SHORT TASK ▸
Your task is to repeat the entries underneath exactly, minus the pictures.

EXTRACTED RECORDS ▸
* * * * *

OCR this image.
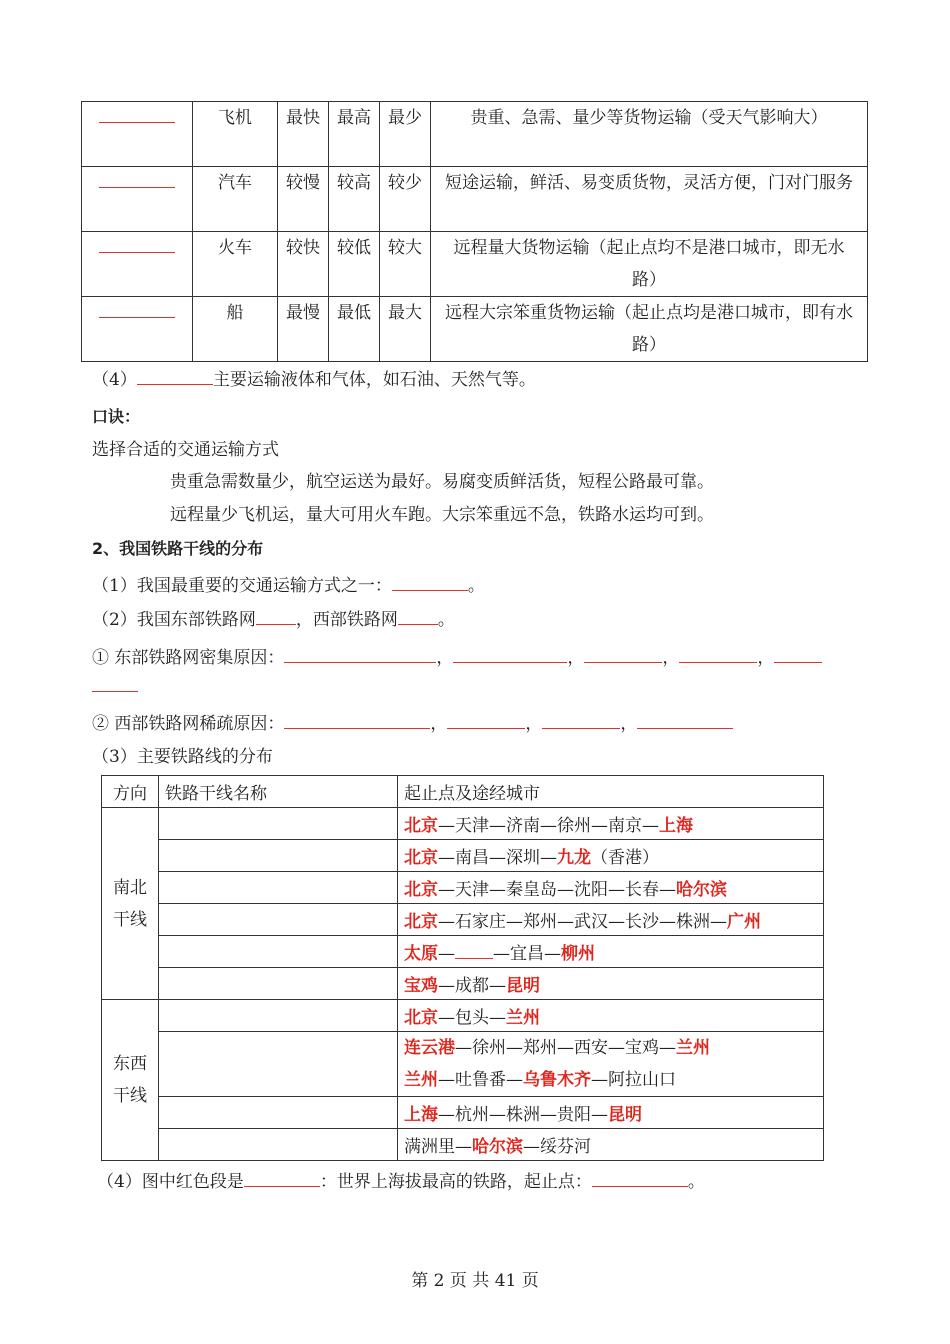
	飞机	最快	最高	最少	贵重、急需、量少等货物运输（受天气影响大）
	汽车	较慢	较高	较少	短途运输，鲜活、易变质货物，灵活方便，门对门服务
	火车	较快	较低	较大	远程量大货物运输（起止点均不是港口城市，即无水路）
	船	最慢	最低	最大	远程大宗笨重货物运输（起止点均是港口城市，即有水路）
（4）	主要运输液体和气体，如石油、天然气等。
口诀：
选择合适的交通运输方式
贵重急需数量少，航空运送为最好。易腐变质鲜活货，短程公路最可靠。
远程量少飞机运，量大可用火车跑。大宗笨重远不急，铁路水运均可到。
2、我国铁路干线的分布
（1）我国最重要的交通运输方式之一：	。
（2）我国东部铁路网 ，西部铁路网 。
① 东部铁路网密集原因：	，	，	，	，
② 西部铁路网稀疏原因：	，	，	，
（3）主要铁路线的分布
方向	铁路干线名称	起止点及途经城市
南北干线		北京—天津—济南—徐州—南京—上海
		北京—南昌—深圳—九龙（香港）
		北京—天津—秦皇岛—沈阳—长春—哈尔滨
		北京—石家庄—郑州—武汉—长沙—株洲—广州
		太原— —宜昌—柳州
		宝鸡—成都—昆明
东西干线		北京—包头—兰州

		连云港—徐州—郑州—西安—宝鸡—兰州
兰州—吐鲁番—乌鲁木齐—阿拉山口

		上海—杭州—株洲—贵阳—昆明
		满洲里—哈尔滨—绥芬河
（4）图中红色段是	：世界上海拔最高的铁路，起止点：	。
第 2 页 共 41 页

* * * * *

TASK OUTPUT ▸
OCR this image.
	飞机	最快	最高	最少	贵重、急需、量少等货物运输（受天气影响大）
	汽车	较慢	较高	较少	短途运输，鲜活、易变质货物，灵活方便，门对门服务
	火车	较快	较低	较大	远程量大货物运输（起止点均不是港口城市，即无水路）
	船	最慢	最低	最大	远程大宗笨重货物运输（起止点均是港口城市，即有水路）
（4）	主要运输液体和气体，如石油、天然气等。
口诀：
选择合适的交通运输方式
贵重急需数量少，航空运送为最好。易腐变质鲜活货，短程公路最可靠。
远程量少飞机运，量大可用火车跑。大宗笨重远不急，铁路水运均可到。
2、我国铁路干线的分布
（1）我国最重要的交通运输方式之一：	。
（2）我国东部铁路网 ，西部铁路网 。
① 东部铁路网密集原因：	，	，	，	，
② 西部铁路网稀疏原因：	，	，	，
（3）主要铁路线的分布
方向	铁路干线名称	起止点及途经城市
南北干线		北京—天津—济南—徐州—南京—上海
		北京—南昌—深圳—九龙（香港）
		北京—天津—秦皇岛—沈阳—长春—哈尔滨
		北京—石家庄—郑州—武汉—长沙—株洲—广州
		太原— —宜昌—柳州
		宝鸡—成都—昆明
东西干线		北京—包头—兰州

		连云港—徐州—郑州—西安—宝鸡—兰州
兰州—吐鲁番—乌鲁木齐—阿拉山口

		上海—杭州—株洲—贵阳—昆明
		满洲里—哈尔滨—绥芬河
（4）图中红色段是	：世界上海拔最高的铁路，起止点：	。
第 2 页 共 41 页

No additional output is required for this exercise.